Pick out and copy every line below that has the word "國立台灣科技大學".

** Begin **

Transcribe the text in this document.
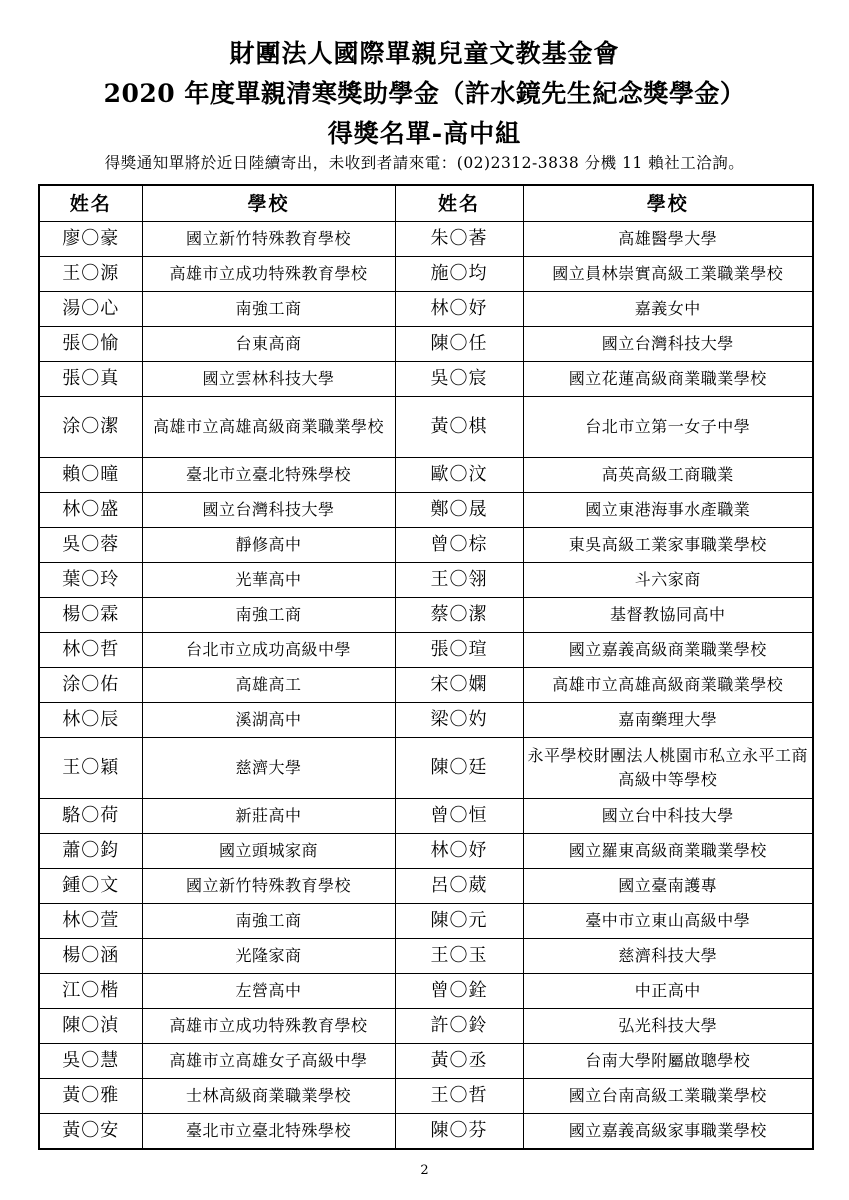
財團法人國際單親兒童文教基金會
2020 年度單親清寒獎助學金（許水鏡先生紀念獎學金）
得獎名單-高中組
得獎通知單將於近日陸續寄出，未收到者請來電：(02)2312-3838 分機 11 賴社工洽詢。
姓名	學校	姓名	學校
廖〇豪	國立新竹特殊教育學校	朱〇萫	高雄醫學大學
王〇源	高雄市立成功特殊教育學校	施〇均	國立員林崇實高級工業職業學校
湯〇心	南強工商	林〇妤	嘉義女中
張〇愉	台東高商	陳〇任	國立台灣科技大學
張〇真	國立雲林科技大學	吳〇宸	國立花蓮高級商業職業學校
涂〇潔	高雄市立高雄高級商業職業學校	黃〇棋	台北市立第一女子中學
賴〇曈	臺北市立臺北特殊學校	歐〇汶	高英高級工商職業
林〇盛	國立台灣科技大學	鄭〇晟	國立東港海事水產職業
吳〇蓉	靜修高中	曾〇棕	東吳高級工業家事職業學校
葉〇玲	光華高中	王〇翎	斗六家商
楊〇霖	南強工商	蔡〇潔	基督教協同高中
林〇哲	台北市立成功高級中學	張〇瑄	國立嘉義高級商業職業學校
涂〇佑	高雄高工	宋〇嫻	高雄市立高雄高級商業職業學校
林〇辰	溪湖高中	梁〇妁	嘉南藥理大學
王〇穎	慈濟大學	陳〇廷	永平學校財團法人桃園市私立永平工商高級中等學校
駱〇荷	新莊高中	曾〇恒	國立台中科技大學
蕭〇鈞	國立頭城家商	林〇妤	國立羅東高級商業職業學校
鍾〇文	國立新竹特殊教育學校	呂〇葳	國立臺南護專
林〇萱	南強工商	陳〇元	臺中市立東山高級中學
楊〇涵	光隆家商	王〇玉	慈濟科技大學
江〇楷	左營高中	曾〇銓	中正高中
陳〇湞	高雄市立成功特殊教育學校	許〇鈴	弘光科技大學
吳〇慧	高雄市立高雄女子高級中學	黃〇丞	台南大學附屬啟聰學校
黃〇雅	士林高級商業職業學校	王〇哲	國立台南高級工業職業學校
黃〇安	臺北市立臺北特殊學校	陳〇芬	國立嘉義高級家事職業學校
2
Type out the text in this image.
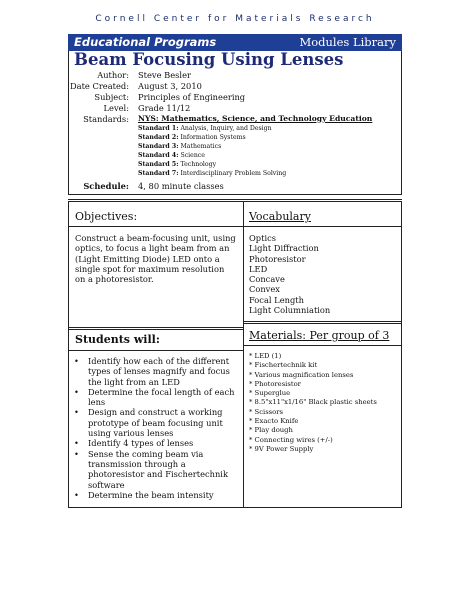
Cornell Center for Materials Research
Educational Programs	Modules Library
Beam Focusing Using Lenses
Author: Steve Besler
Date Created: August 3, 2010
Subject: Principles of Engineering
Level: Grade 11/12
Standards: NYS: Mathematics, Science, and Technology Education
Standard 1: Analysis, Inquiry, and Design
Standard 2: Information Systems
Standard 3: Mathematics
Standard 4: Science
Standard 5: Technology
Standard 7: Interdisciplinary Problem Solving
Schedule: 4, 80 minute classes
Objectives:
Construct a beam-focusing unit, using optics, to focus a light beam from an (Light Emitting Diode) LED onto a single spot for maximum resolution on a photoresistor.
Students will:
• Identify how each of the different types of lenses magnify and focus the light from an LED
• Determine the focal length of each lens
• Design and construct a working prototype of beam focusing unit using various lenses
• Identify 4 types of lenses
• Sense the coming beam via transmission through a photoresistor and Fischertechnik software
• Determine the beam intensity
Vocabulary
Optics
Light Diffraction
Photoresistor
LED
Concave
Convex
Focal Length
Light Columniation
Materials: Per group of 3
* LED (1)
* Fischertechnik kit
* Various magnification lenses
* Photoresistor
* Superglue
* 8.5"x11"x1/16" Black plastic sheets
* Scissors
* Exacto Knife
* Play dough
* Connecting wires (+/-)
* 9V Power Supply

** End **

▸ Task output
張〇愉	台東高商	陳〇任	國立台灣科技大學
林〇盛	國立台灣科技大學	鄭〇晟	國立東港海事水產職業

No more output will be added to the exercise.